-- start Given data --

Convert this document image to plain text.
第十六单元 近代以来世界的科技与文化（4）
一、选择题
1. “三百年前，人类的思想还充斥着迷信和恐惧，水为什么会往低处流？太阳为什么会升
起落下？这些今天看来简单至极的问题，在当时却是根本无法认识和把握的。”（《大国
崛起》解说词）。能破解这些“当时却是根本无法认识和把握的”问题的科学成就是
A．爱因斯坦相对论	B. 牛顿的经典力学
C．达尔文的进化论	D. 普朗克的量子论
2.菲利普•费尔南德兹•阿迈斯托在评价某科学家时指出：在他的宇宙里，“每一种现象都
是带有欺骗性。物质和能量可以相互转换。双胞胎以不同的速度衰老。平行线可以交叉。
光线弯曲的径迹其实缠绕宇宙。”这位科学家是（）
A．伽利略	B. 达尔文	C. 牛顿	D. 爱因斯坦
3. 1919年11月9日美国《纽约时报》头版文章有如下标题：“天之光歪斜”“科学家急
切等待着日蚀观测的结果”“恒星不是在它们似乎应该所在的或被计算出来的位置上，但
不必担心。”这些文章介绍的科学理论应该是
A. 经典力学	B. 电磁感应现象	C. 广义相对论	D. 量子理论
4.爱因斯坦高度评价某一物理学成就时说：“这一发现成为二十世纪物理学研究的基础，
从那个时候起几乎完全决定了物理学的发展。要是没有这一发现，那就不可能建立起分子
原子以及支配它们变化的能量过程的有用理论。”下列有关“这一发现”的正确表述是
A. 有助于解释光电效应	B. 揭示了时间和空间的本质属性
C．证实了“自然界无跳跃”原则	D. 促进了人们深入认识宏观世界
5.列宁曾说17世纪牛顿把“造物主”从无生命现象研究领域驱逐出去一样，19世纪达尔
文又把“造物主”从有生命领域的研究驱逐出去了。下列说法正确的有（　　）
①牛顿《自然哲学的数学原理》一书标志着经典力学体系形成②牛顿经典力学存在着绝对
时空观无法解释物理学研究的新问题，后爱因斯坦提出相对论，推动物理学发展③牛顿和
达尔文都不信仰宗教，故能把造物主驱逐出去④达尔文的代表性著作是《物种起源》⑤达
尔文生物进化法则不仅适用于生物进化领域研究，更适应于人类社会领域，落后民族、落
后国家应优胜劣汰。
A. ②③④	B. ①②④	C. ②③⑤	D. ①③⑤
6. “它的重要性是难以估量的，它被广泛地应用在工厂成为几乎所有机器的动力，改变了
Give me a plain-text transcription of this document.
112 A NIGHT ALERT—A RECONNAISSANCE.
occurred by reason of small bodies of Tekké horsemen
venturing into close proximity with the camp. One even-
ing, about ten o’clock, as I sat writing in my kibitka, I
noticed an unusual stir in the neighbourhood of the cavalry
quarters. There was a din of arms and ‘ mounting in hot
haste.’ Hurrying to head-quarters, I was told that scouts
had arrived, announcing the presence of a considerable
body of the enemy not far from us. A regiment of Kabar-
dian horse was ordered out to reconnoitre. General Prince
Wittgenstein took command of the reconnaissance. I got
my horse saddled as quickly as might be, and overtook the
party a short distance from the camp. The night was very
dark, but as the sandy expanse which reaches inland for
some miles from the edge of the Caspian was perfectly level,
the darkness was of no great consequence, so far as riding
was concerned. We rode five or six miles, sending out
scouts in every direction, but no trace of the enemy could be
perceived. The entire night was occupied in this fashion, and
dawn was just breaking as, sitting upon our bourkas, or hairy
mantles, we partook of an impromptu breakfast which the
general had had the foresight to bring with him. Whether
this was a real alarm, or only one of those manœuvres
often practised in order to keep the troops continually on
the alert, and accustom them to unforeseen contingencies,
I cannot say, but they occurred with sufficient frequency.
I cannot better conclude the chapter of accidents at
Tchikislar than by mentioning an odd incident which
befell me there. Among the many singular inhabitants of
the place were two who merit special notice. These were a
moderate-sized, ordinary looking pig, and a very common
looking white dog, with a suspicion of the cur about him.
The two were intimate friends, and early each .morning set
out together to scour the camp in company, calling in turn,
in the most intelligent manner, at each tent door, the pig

-- end Given data --

Exercise instructions: Print the listing above in full, exactly as it is.

Correct result:
Convert this document image to plain text.
第十六单元 近代以来世界的科技与文化（4）
一、选择题
1. “三百年前，人类的思想还充斥着迷信和恐惧，水为什么会往低处流？太阳为什么会升
起落下？这些今天看来简单至极的问题，在当时却是根本无法认识和把握的。”（《大国
崛起》解说词）。能破解这些“当时却是根本无法认识和把握的”问题的科学成就是
A．爱因斯坦相对论	B. 牛顿的经典力学
C．达尔文的进化论	D. 普朗克的量子论
2.菲利普•费尔南德兹•阿迈斯托在评价某科学家时指出：在他的宇宙里，“每一种现象都
是带有欺骗性。物质和能量可以相互转换。双胞胎以不同的速度衰老。平行线可以交叉。
光线弯曲的径迹其实缠绕宇宙。”这位科学家是（）
A．伽利略	B. 达尔文	C. 牛顿	D. 爱因斯坦
3. 1919年11月9日美国《纽约时报》头版文章有如下标题：“天之光歪斜”“科学家急
切等待着日蚀观测的结果”“恒星不是在它们似乎应该所在的或被计算出来的位置上，但
不必担心。”这些文章介绍的科学理论应该是
A. 经典力学	B. 电磁感应现象	C. 广义相对论	D. 量子理论
4.爱因斯坦高度评价某一物理学成就时说：“这一发现成为二十世纪物理学研究的基础，
从那个时候起几乎完全决定了物理学的发展。要是没有这一发现，那就不可能建立起分子
原子以及支配它们变化的能量过程的有用理论。”下列有关“这一发现”的正确表述是
A. 有助于解释光电效应	B. 揭示了时间和空间的本质属性
C．证实了“自然界无跳跃”原则	D. 促进了人们深入认识宏观世界
5.列宁曾说17世纪牛顿把“造物主”从无生命现象研究领域驱逐出去一样，19世纪达尔
文又把“造物主”从有生命领域的研究驱逐出去了。下列说法正确的有（　　）
①牛顿《自然哲学的数学原理》一书标志着经典力学体系形成②牛顿经典力学存在着绝对
时空观无法解释物理学研究的新问题，后爱因斯坦提出相对论，推动物理学发展③牛顿和
达尔文都不信仰宗教，故能把造物主驱逐出去④达尔文的代表性著作是《物种起源》⑤达
尔文生物进化法则不仅适用于生物进化领域研究，更适应于人类社会领域，落后民族、落
后国家应优胜劣汰。
A. ②③④	B. ①②④	C. ②③⑤	D. ①③⑤
6. “它的重要性是难以估量的，它被广泛地应用在工厂成为几乎所有机器的动力，改变了
Give me a plain-text transcription of this document.
112 A NIGHT ALERT—A RECONNAISSANCE.
occurred by reason of small bodies of Tekké horsemen
venturing into close proximity with the camp. One even-
ing, about ten o’clock, as I sat writing in my kibitka, I
noticed an unusual stir in the neighbourhood of the cavalry
quarters. There was a din of arms and ‘ mounting in hot
haste.’ Hurrying to head-quarters, I was told that scouts
had arrived, announcing the presence of a considerable
body of the enemy not far from us. A regiment of Kabar-
dian horse was ordered out to reconnoitre. General Prince
Wittgenstein took command of the reconnaissance. I got
my horse saddled as quickly as might be, and overtook the
party a short distance from the camp. The night was very
dark, but as the sandy expanse which reaches inland for
some miles from the edge of the Caspian was perfectly level,
the darkness was of no great consequence, so far as riding
was concerned. We rode five or six miles, sending out
scouts in every direction, but no trace of the enemy could be
perceived. The entire night was occupied in this fashion, and
dawn was just breaking as, sitting upon our bourkas, or hairy
mantles, we partook of an impromptu breakfast which the
general had had the foresight to bring with him. Whether
this was a real alarm, or only one of those manœuvres
often practised in order to keep the troops continually on
the alert, and accustom them to unforeseen contingencies,
I cannot say, but they occurred with sufficient frequency.
I cannot better conclude the chapter of accidents at
Tchikislar than by mentioning an odd incident which
befell me there. Among the many singular inhabitants of
the place were two who merit special notice. These were a
moderate-sized, ordinary looking pig, and a very common
looking white dog, with a suspicion of the cur about him.
The two were intimate friends, and early each .morning set
out together to scour the camp in company, calling in turn,
in the most intelligent manner, at each tent door, the pig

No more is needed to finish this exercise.